Aim of the exercise
List each line of the data that holds the word "name".

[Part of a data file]

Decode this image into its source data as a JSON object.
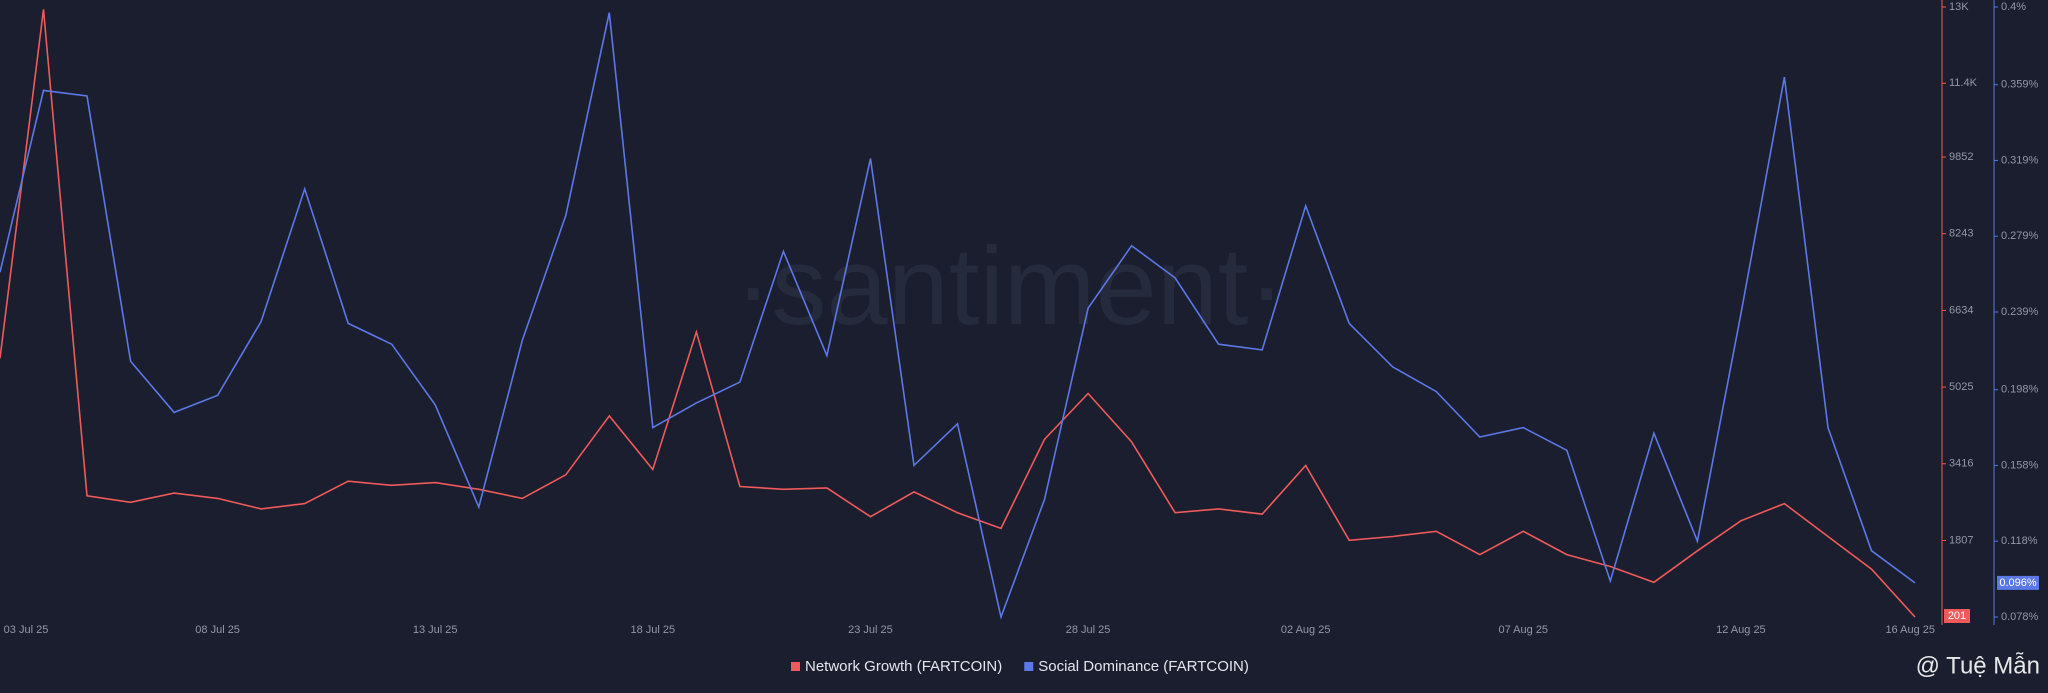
{
  "chart_data": {
    "type": "line",
    "categories": [
      "03 Jul 25",
      null,
      null,
      null,
      null,
      "08 Jul 25",
      null,
      null,
      null,
      null,
      "13 Jul 25",
      null,
      null,
      null,
      null,
      "18 Jul 25",
      null,
      null,
      null,
      null,
      "23 Jul 25",
      null,
      null,
      null,
      null,
      "28 Jul 25",
      null,
      null,
      null,
      null,
      "02 Aug 25",
      null,
      null,
      null,
      null,
      "07 Aug 25",
      null,
      null,
      null,
      null,
      "12 Aug 25",
      null,
      null,
      null,
      "16 Aug 25"
    ],
    "series": [
      {
        "name": "Network Growth (FARTCOIN)",
        "color": "#ef5a5a",
        "axis": "y",
        "values": [
          5630,
          12950,
          2745,
          2607,
          2800,
          2690,
          2470,
          2580,
          3050,
          2965,
          3020,
          2880,
          2690,
          3185,
          4420,
          3295,
          6180,
          2940,
          2880,
          2910,
          2305,
          2825,
          2390,
          2060,
          3930,
          4890,
          3875,
          2390,
          2470,
          2360,
          3380,
          1810,
          1890,
          2000,
          1510,
          2000,
          1510,
          1260,
          930,
          1590,
          2220,
          2580,
          1890,
          1205,
          201
        ]
      },
      {
        "name": "Social Dominance (FARTCOIN)",
        "color": "#5b78e6",
        "axis": "y2",
        "values": [
          0.26,
          0.356,
          0.353,
          0.213,
          0.186,
          0.195,
          0.234,
          0.304,
          0.233,
          0.222,
          0.19,
          0.136,
          0.224,
          0.29,
          0.397,
          0.178,
          0.191,
          0.202,
          0.271,
          0.216,
          0.32,
          0.158,
          0.18,
          0.078,
          0.14,
          0.241,
          0.274,
          0.257,
          0.222,
          0.219,
          0.295,
          0.233,
          0.21,
          0.197,
          0.173,
          0.178,
          0.166,
          0.097,
          0.175,
          0.118,
          0.238,
          0.363,
          0.178,
          0.113,
          0.096
        ],
        "value_labels": [
          null,
          null,
          null,
          null,
          null,
          null,
          null,
          null,
          null,
          null,
          null,
          null,
          null,
          null,
          null,
          null,
          null,
          null,
          null,
          null,
          null,
          null,
          null,
          null,
          null,
          null,
          null,
          null,
          null,
          null,
          null,
          null,
          null,
          null,
          null,
          null,
          null,
          null,
          null,
          null,
          null,
          null,
          null,
          null,
          "0.096%"
        ]
      }
    ],
    "ylim": [
      201,
      13000
    ],
    "yticks": [
      {
        "value": 13000,
        "label": "13K"
      },
      {
        "value": 11400,
        "label": "11.4K"
      },
      9852,
      8243,
      6634,
      5025,
      3416,
      1807
    ],
    "y2lim": [
      0.078,
      0.4
    ],
    "y2ticks": [
      {
        "value": 0.4,
        "label": "0.4%"
      },
      {
        "value": 0.359,
        "label": "0.359%"
      },
      {
        "value": 0.319,
        "label": "0.319%"
      },
      {
        "value": 0.279,
        "label": "0.279%"
      },
      {
        "value": 0.239,
        "label": "0.239%"
      },
      {
        "value": 0.198,
        "label": "0.198%"
      },
      {
        "value": 0.158,
        "label": "0.158%"
      },
      {
        "value": 0.118,
        "label": "0.118%"
      },
      {
        "value": 0.078,
        "label": "0.078%"
      }
    ],
    "grid": false,
    "watermarks": [
      "·santiment·",
      "@ Tuệ Mẫn"
    ]
  }
}
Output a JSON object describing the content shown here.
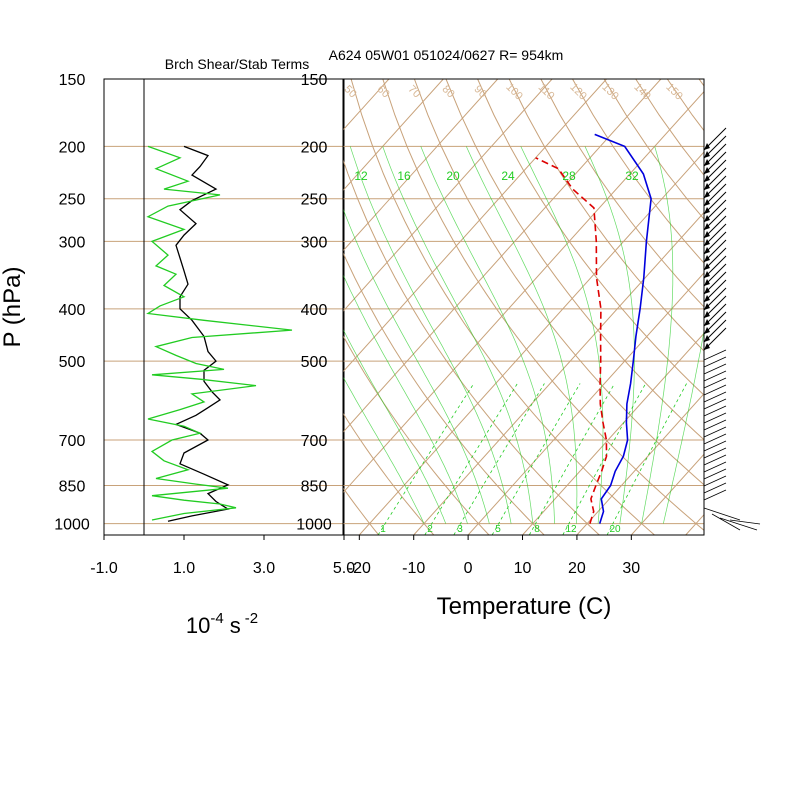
{
  "header": {
    "left_title": "Brch Shear/Stab Terms",
    "right_title": "A624 05W01 051024/0627 R= 954km"
  },
  "chart_data": [
    {
      "type": "line",
      "panel": "shear-stability",
      "ylabel": "P (hPa)",
      "xlabel_base": "10",
      "xlabel_exp": "-4",
      "xlabel_unit": "s",
      "xlabel_unit_exp": "-2",
      "xlim": [
        -1.0,
        5.0
      ],
      "xticks": [
        "-1.0",
        "1.0",
        "3.0",
        "5.0"
      ],
      "yticks": [
        "150",
        "200",
        "250",
        "300",
        "400",
        "500",
        "700",
        "850",
        "1000"
      ],
      "zero_line": 0,
      "series": [
        {
          "key": "black",
          "color": "#000000",
          "points": [
            [
              1.0,
              200
            ],
            [
              1.6,
              208
            ],
            [
              1.4,
              218
            ],
            [
              1.2,
              226
            ],
            [
              1.8,
              240
            ],
            [
              1.2,
              252
            ],
            [
              0.9,
              262
            ],
            [
              1.3,
              278
            ],
            [
              1.0,
              292
            ],
            [
              0.8,
              305
            ],
            [
              0.9,
              322
            ],
            [
              1.0,
              340
            ],
            [
              1.1,
              360
            ],
            [
              0.9,
              380
            ],
            [
              0.9,
              400
            ],
            [
              1.2,
              420
            ],
            [
              1.5,
              450
            ],
            [
              1.6,
              480
            ],
            [
              1.8,
              500
            ],
            [
              1.5,
              520
            ],
            [
              1.5,
              545
            ],
            [
              1.7,
              570
            ],
            [
              1.9,
              590
            ],
            [
              1.6,
              610
            ],
            [
              1.3,
              630
            ],
            [
              0.8,
              655
            ],
            [
              1.4,
              680
            ],
            [
              1.6,
              700
            ],
            [
              1.0,
              740
            ],
            [
              0.9,
              775
            ],
            [
              1.5,
              810
            ],
            [
              2.1,
              848
            ],
            [
              1.6,
              880
            ],
            [
              1.8,
              910
            ],
            [
              2.1,
              940
            ],
            [
              1.2,
              968
            ],
            [
              0.6,
              990
            ]
          ]
        },
        {
          "key": "green",
          "color": "#22cc22",
          "points": [
            [
              0.1,
              200
            ],
            [
              0.9,
              210
            ],
            [
              0.3,
              220
            ],
            [
              1.1,
              232
            ],
            [
              0.5,
              240
            ],
            [
              1.9,
              246
            ],
            [
              0.6,
              258
            ],
            [
              0.1,
              270
            ],
            [
              1.0,
              285
            ],
            [
              0.2,
              300
            ],
            [
              0.6,
              318
            ],
            [
              0.3,
              333
            ],
            [
              0.8,
              345
            ],
            [
              0.5,
              362
            ],
            [
              1.0,
              380
            ],
            [
              0.4,
              395
            ],
            [
              0.1,
              408
            ],
            [
              1.5,
              420
            ],
            [
              3.7,
              438
            ],
            [
              1.2,
              452
            ],
            [
              0.3,
              470
            ],
            [
              0.8,
              488
            ],
            [
              1.3,
              505
            ],
            [
              2.0,
              518
            ],
            [
              0.2,
              530
            ],
            [
              1.4,
              540
            ],
            [
              2.8,
              555
            ],
            [
              1.2,
              575
            ],
            [
              1.5,
              595
            ],
            [
              0.9,
              615
            ],
            [
              0.1,
              640
            ],
            [
              1.0,
              660
            ],
            [
              1.4,
              680
            ],
            [
              0.7,
              700
            ],
            [
              0.2,
              735
            ],
            [
              0.5,
              765
            ],
            [
              1.1,
              795
            ],
            [
              0.3,
              825
            ],
            [
              1.3,
              845
            ],
            [
              2.1,
              860
            ],
            [
              0.2,
              888
            ],
            [
              1.0,
              905
            ],
            [
              1.9,
              920
            ],
            [
              2.3,
              935
            ],
            [
              1.0,
              958
            ],
            [
              0.2,
              985
            ]
          ]
        }
      ]
    },
    {
      "type": "line",
      "panel": "skew-t",
      "xlabel": "Temperature (C)",
      "xlim": [
        -23,
        42
      ],
      "xticks": [
        "-20",
        "-10",
        "0",
        "10",
        "20",
        "30"
      ],
      "yticks": [
        "150",
        "200",
        "250",
        "300",
        "400",
        "500",
        "700",
        "850",
        "1000"
      ],
      "dry_adiabat_labels": [
        "50",
        "60",
        "70",
        "80",
        "90",
        "100",
        "110",
        "120",
        "130",
        "140",
        "150"
      ],
      "moist_adiabat_labels": [
        "12",
        "16",
        "20",
        "24",
        "28",
        "32"
      ],
      "mixing_ratio_labels": [
        "1",
        "2",
        "3",
        "5",
        "8",
        "12",
        "20"
      ],
      "temperature_profile": [
        [
          22.3,
          1000
        ],
        [
          21.0,
          950
        ],
        [
          18.5,
          900
        ],
        [
          18.0,
          850
        ],
        [
          16.5,
          800
        ],
        [
          15.5,
          750
        ],
        [
          13.6,
          700
        ],
        [
          10.5,
          650
        ],
        [
          7.5,
          600
        ],
        [
          4.8,
          550
        ],
        [
          1.6,
          500
        ],
        [
          -2.0,
          450
        ],
        [
          -5.8,
          400
        ],
        [
          -10.3,
          350
        ],
        [
          -15.8,
          300
        ],
        [
          -22.0,
          250
        ],
        [
          -27.5,
          225
        ],
        [
          -35.5,
          200
        ],
        [
          -43.0,
          190
        ]
      ],
      "dewpoint_profile": [
        [
          20.5,
          1000
        ],
        [
          19.2,
          950
        ],
        [
          16.6,
          900
        ],
        [
          15.3,
          850
        ],
        [
          14.0,
          800
        ],
        [
          12.4,
          750
        ],
        [
          9.7,
          700
        ],
        [
          6.2,
          650
        ],
        [
          2.6,
          600
        ],
        [
          -0.8,
          550
        ],
        [
          -4.4,
          500
        ],
        [
          -8.5,
          450
        ],
        [
          -13.0,
          400
        ],
        [
          -19.0,
          350
        ],
        [
          -25.0,
          300
        ],
        [
          -31.0,
          260
        ],
        [
          -38.0,
          240
        ],
        [
          -44.0,
          220
        ],
        [
          -50.0,
          210
        ]
      ],
      "temperature_color": "#0000dd",
      "dewpoint_color": "#dd0000",
      "isobar_color": "#c8a27a",
      "moist_color": "#22cc22"
    }
  ]
}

Written reply
        "name": "Network Growth (FARTCOIN)",
        "name": "Social Dominance (FARTCOIN)",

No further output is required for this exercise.